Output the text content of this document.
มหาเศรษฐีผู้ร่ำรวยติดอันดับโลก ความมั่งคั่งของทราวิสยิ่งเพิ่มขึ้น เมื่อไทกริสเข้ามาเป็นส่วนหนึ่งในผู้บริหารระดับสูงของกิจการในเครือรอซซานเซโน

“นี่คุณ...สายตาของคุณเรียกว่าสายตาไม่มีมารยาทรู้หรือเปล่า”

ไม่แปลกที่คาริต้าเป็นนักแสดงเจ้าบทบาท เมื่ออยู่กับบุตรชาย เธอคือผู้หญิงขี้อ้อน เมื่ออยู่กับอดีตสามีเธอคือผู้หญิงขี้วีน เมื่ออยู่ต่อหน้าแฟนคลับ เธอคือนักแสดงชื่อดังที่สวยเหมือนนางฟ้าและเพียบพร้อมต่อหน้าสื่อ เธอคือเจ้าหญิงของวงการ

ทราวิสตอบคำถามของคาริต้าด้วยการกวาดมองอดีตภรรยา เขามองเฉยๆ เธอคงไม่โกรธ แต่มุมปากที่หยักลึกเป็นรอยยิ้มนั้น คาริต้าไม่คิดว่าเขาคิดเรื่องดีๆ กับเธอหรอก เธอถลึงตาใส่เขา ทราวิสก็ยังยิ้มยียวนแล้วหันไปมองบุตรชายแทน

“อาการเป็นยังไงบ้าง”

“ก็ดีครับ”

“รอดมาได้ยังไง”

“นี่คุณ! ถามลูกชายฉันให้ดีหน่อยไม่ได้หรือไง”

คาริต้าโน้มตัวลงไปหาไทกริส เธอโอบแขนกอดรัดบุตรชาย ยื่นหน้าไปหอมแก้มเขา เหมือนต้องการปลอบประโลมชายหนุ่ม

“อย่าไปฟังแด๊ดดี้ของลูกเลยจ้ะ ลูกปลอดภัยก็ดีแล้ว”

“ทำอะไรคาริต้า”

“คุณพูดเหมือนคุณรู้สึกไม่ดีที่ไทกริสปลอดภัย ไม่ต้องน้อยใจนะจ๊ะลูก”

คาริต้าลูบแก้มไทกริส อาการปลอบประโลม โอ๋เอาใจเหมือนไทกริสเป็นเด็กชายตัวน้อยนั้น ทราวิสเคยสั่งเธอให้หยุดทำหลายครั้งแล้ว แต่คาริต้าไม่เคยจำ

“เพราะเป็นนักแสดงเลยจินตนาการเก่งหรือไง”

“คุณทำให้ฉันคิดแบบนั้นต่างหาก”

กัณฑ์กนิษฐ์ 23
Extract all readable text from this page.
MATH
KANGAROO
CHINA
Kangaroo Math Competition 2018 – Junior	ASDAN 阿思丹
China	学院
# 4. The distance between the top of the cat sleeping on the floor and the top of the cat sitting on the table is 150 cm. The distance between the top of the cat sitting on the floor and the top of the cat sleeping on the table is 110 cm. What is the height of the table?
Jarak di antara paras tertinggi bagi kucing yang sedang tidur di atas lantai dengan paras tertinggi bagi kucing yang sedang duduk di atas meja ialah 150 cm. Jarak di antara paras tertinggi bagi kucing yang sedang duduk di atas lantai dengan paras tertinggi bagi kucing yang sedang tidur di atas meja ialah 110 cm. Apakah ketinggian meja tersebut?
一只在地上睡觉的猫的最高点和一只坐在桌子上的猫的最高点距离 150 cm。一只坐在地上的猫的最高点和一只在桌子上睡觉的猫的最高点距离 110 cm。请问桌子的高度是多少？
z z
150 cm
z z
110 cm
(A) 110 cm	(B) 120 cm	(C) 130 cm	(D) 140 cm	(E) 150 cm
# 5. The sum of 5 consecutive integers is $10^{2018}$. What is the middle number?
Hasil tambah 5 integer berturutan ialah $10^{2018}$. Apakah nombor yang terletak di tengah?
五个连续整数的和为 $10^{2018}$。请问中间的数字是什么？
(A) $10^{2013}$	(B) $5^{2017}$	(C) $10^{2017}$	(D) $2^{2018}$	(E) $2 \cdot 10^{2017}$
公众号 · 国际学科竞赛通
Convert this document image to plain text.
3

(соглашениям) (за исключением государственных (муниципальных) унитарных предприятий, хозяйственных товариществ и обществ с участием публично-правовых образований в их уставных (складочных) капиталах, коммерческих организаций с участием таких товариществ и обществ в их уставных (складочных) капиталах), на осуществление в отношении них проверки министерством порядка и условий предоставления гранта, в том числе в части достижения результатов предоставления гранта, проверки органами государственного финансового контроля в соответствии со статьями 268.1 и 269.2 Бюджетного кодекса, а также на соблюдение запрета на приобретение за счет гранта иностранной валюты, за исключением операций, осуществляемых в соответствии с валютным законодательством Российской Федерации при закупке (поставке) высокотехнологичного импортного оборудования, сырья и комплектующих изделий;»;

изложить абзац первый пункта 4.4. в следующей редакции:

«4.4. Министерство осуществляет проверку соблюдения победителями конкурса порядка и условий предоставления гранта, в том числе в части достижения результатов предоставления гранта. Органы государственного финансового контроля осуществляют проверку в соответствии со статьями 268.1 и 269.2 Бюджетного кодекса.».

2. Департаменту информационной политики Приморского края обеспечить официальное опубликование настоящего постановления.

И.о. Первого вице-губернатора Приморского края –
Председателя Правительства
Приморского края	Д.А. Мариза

************

| Short exercise |
Return each line of the data exactly as written above.

| Response to the exercise |
Output the text content of this document.
มหาเศรษฐีผู้ร่ำรวยติดอันดับโลก ความมั่งคั่งของทราวิสยิ่งเพิ่มขึ้น เมื่อไทกริสเข้ามาเป็นส่วนหนึ่งในผู้บริหารระดับสูงของกิจการในเครือรอซซานเซโน

“นี่คุณ...สายตาของคุณเรียกว่าสายตาไม่มีมารยาทรู้หรือเปล่า”

ไม่แปลกที่คาริต้าเป็นนักแสดงเจ้าบทบาท เมื่ออยู่กับบุตรชาย เธอคือผู้หญิงขี้อ้อน เมื่ออยู่กับอดีตสามีเธอคือผู้หญิงขี้วีน เมื่ออยู่ต่อหน้าแฟนคลับ เธอคือนักแสดงชื่อดังที่สวยเหมือนนางฟ้าและเพียบพร้อมต่อหน้าสื่อ เธอคือเจ้าหญิงของวงการ

ทราวิสตอบคำถามของคาริต้าด้วยการกวาดมองอดีตภรรยา เขามองเฉยๆ เธอคงไม่โกรธ แต่มุมปากที่หยักลึกเป็นรอยยิ้มนั้น คาริต้าไม่คิดว่าเขาคิดเรื่องดีๆ กับเธอหรอก เธอถลึงตาใส่เขา ทราวิสก็ยังยิ้มยียวนแล้วหันไปมองบุตรชายแทน

“อาการเป็นยังไงบ้าง”

“ก็ดีครับ”

“รอดมาได้ยังไง”

“นี่คุณ! ถามลูกชายฉันให้ดีหน่อยไม่ได้หรือไง”

คาริต้าโน้มตัวลงไปหาไทกริส เธอโอบแขนกอดรัดบุตรชาย ยื่นหน้าไปหอมแก้มเขา เหมือนต้องการปลอบประโลมชายหนุ่ม

“อย่าไปฟังแด๊ดดี้ของลูกเลยจ้ะ ลูกปลอดภัยก็ดีแล้ว”

“ทำอะไรคาริต้า”

“คุณพูดเหมือนคุณรู้สึกไม่ดีที่ไทกริสปลอดภัย ไม่ต้องน้อยใจนะจ๊ะลูก”

คาริต้าลูบแก้มไทกริส อาการปลอบประโลม โอ๋เอาใจเหมือนไทกริสเป็นเด็กชายตัวน้อยนั้น ทราวิสเคยสั่งเธอให้หยุดทำหลายครั้งแล้ว แต่คาริต้าไม่เคยจำ

“เพราะเป็นนักแสดงเลยจินตนาการเก่งหรือไง”

“คุณทำให้ฉันคิดแบบนั้นต่างหาก”

กัณฑ์กนิษฐ์ 23
Extract all readable text from this page.
MATH
KANGAROO
CHINA
Kangaroo Math Competition 2018 – Junior	ASDAN 阿思丹
China	学院
# 4. The distance between the top of the cat sleeping on the floor and the top of the cat sitting on the table is 150 cm. The distance between the top of the cat sitting on the floor and the top of the cat sleeping on the table is 110 cm. What is the height of the table?
Jarak di antara paras tertinggi bagi kucing yang sedang tidur di atas lantai dengan paras tertinggi bagi kucing yang sedang duduk di atas meja ialah 150 cm. Jarak di antara paras tertinggi bagi kucing yang sedang duduk di atas lantai dengan paras tertinggi bagi kucing yang sedang tidur di atas meja ialah 110 cm. Apakah ketinggian meja tersebut?
一只在地上睡觉的猫的最高点和一只坐在桌子上的猫的最高点距离 150 cm。一只坐在地上的猫的最高点和一只在桌子上睡觉的猫的最高点距离 110 cm。请问桌子的高度是多少？
z z
150 cm
z z
110 cm
(A) 110 cm	(B) 120 cm	(C) 130 cm	(D) 140 cm	(E) 150 cm
# 5. The sum of 5 consecutive integers is $10^{2018}$. What is the middle number?
Hasil tambah 5 integer berturutan ialah $10^{2018}$. Apakah nombor yang terletak di tengah?
五个连续整数的和为 $10^{2018}$。请问中间的数字是什么？
(A) $10^{2013}$	(B) $5^{2017}$	(C) $10^{2017}$	(D) $2^{2018}$	(E) $2 \cdot 10^{2017}$
公众号 · 国际学科竞赛通
Convert this document image to plain text.
3

(соглашениям) (за исключением государственных (муниципальных) унитарных предприятий, хозяйственных товариществ и обществ с участием публично-правовых образований в их уставных (складочных) капиталах, коммерческих организаций с участием таких товариществ и обществ в их уставных (складочных) капиталах), на осуществление в отношении них проверки министерством порядка и условий предоставления гранта, в том числе в части достижения результатов предоставления гранта, проверки органами государственного финансового контроля в соответствии со статьями 268.1 и 269.2 Бюджетного кодекса, а также на соблюдение запрета на приобретение за счет гранта иностранной валюты, за исключением операций, осуществляемых в соответствии с валютным законодательством Российской Федерации при закупке (поставке) высокотехнологичного импортного оборудования, сырья и комплектующих изделий;»;

изложить абзац первый пункта 4.4. в следующей редакции:

«4.4. Министерство осуществляет проверку соблюдения победителями конкурса порядка и условий предоставления гранта, в том числе в части достижения результатов предоставления гранта. Органы государственного финансового контроля осуществляют проверку в соответствии со статьями 268.1 и 269.2 Бюджетного кодекса.».

2. Департаменту информационной политики Приморского края обеспечить официальное опубликование настоящего постановления.

И.о. Первого вице-губернатора Приморского края –
Председателя Правительства
Приморского края	Д.А. Мариза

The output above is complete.